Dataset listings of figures
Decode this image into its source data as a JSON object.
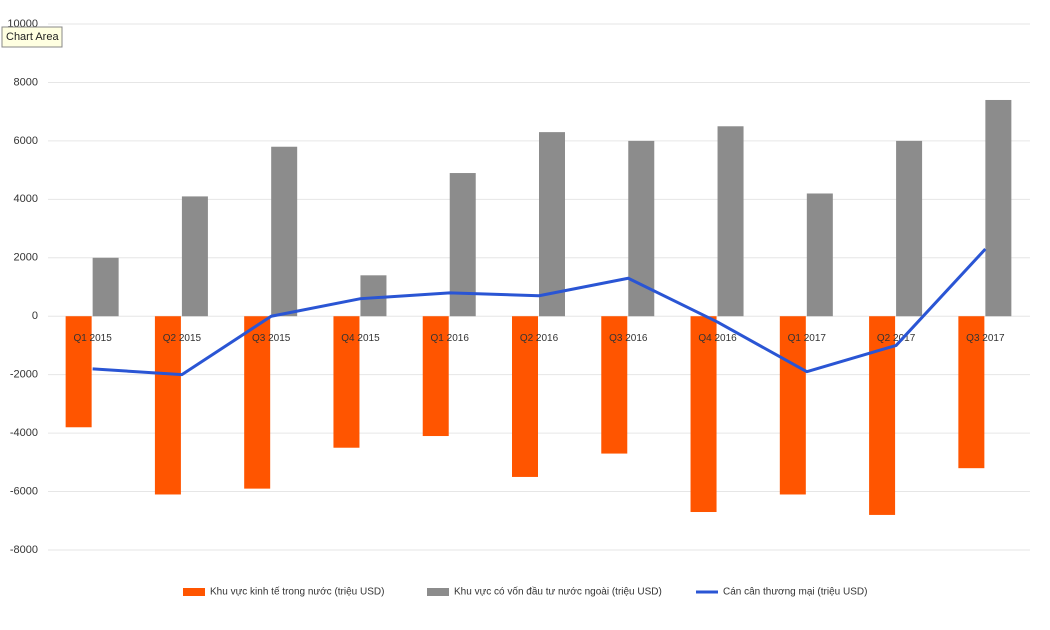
{
  "tooltip": "Chart Area",
  "chart_data": {
    "type": "bar",
    "categories": [
      "Q1 2015",
      "Q2 2015",
      "Q3 2015",
      "Q4 2015",
      "Q1 2016",
      "Q2 2016",
      "Q3 2016",
      "Q4 2016",
      "Q1 2017",
      "Q2 2017",
      "Q3 2017"
    ],
    "series": [
      {
        "name": "Khu vực kinh tế trong nước (triệu USD)",
        "color": "#ff5500",
        "type": "bar",
        "values": [
          -3800,
          -6100,
          -5900,
          -4500,
          -4100,
          -5500,
          -4700,
          -6700,
          -6100,
          -6800,
          -5200
        ]
      },
      {
        "name": "Khu vực có vốn đầu tư nước ngoài (triệu USD)",
        "color": "#8c8c8c",
        "type": "bar",
        "values": [
          2000,
          4100,
          5800,
          1400,
          4900,
          6300,
          6000,
          6500,
          4200,
          6000,
          7400
        ]
      },
      {
        "name": "Cán cân thương mại (triệu USD)",
        "color": "#2a55d4",
        "type": "line",
        "values": [
          -1800,
          -2000,
          0,
          600,
          800,
          700,
          1300,
          -200,
          -1900,
          -1000,
          2300
        ]
      }
    ],
    "ylim": [
      -8000,
      10000
    ],
    "yticks": [
      -8000,
      -6000,
      -4000,
      -2000,
      0,
      2000,
      4000,
      6000,
      8000,
      10000
    ],
    "grid": true,
    "legend": "bottom"
  }
}
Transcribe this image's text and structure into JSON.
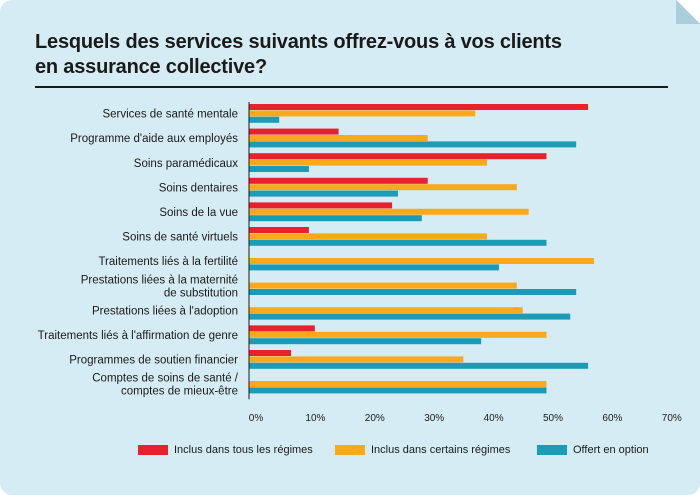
{
  "chart_data": {
    "type": "bar",
    "orientation": "horizontal",
    "title": "Lesquels des services suivants offrez-vous à vos clients en assurance collective?",
    "title_lines": [
      "Lesquels des services suivants offrez-vous à vos clients",
      "en assurance collective?"
    ],
    "categories": [
      [
        "Services de santé mentale"
      ],
      [
        "Programme d'aide aux employés"
      ],
      [
        "Soins paramédicaux"
      ],
      [
        "Soins dentaires"
      ],
      [
        "Soins de la vue"
      ],
      [
        "Soins de santé virtuels"
      ],
      [
        "Traitements liés à la fertilité"
      ],
      [
        "Prestations liées à la maternité",
        "de substitution"
      ],
      [
        "Prestations liées à l'adoption"
      ],
      [
        "Traitements liés à l'affirmation de genre"
      ],
      [
        "Programmes de soutien financier"
      ],
      [
        "Comptes de soins de santé /",
        "comptes de mieux-être"
      ]
    ],
    "series": [
      {
        "name": "Inclus dans tous les régimes",
        "color": "#e8212d",
        "values": [
          57,
          15,
          50,
          30,
          24,
          10,
          0,
          0,
          0,
          11,
          7,
          0
        ]
      },
      {
        "name": "Inclus dans certains régimes",
        "color": "#f9a91b",
        "values": [
          38,
          30,
          40,
          45,
          47,
          40,
          58,
          45,
          46,
          50,
          36,
          50
        ]
      },
      {
        "name": "Offert en option",
        "color": "#1b9bb5",
        "values": [
          5,
          55,
          10,
          25,
          29,
          50,
          42,
          55,
          54,
          39,
          57,
          50
        ]
      }
    ],
    "x_ticks": [
      "0%",
      "10%",
      "20%",
      "30%",
      "40%",
      "50%",
      "60%",
      "70%"
    ],
    "xlim": [
      0,
      70
    ],
    "grid": false,
    "legend_position": "bottom"
  }
}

◆ Exercise brief:
Using the listing above, show every line that includes the string "suivants".

◆ Final result:
    "title": "Lesquels des services suivants offrez-vous à vos clients en assurance collective?",
      "Lesquels des services suivants offrez-vous à vos clients",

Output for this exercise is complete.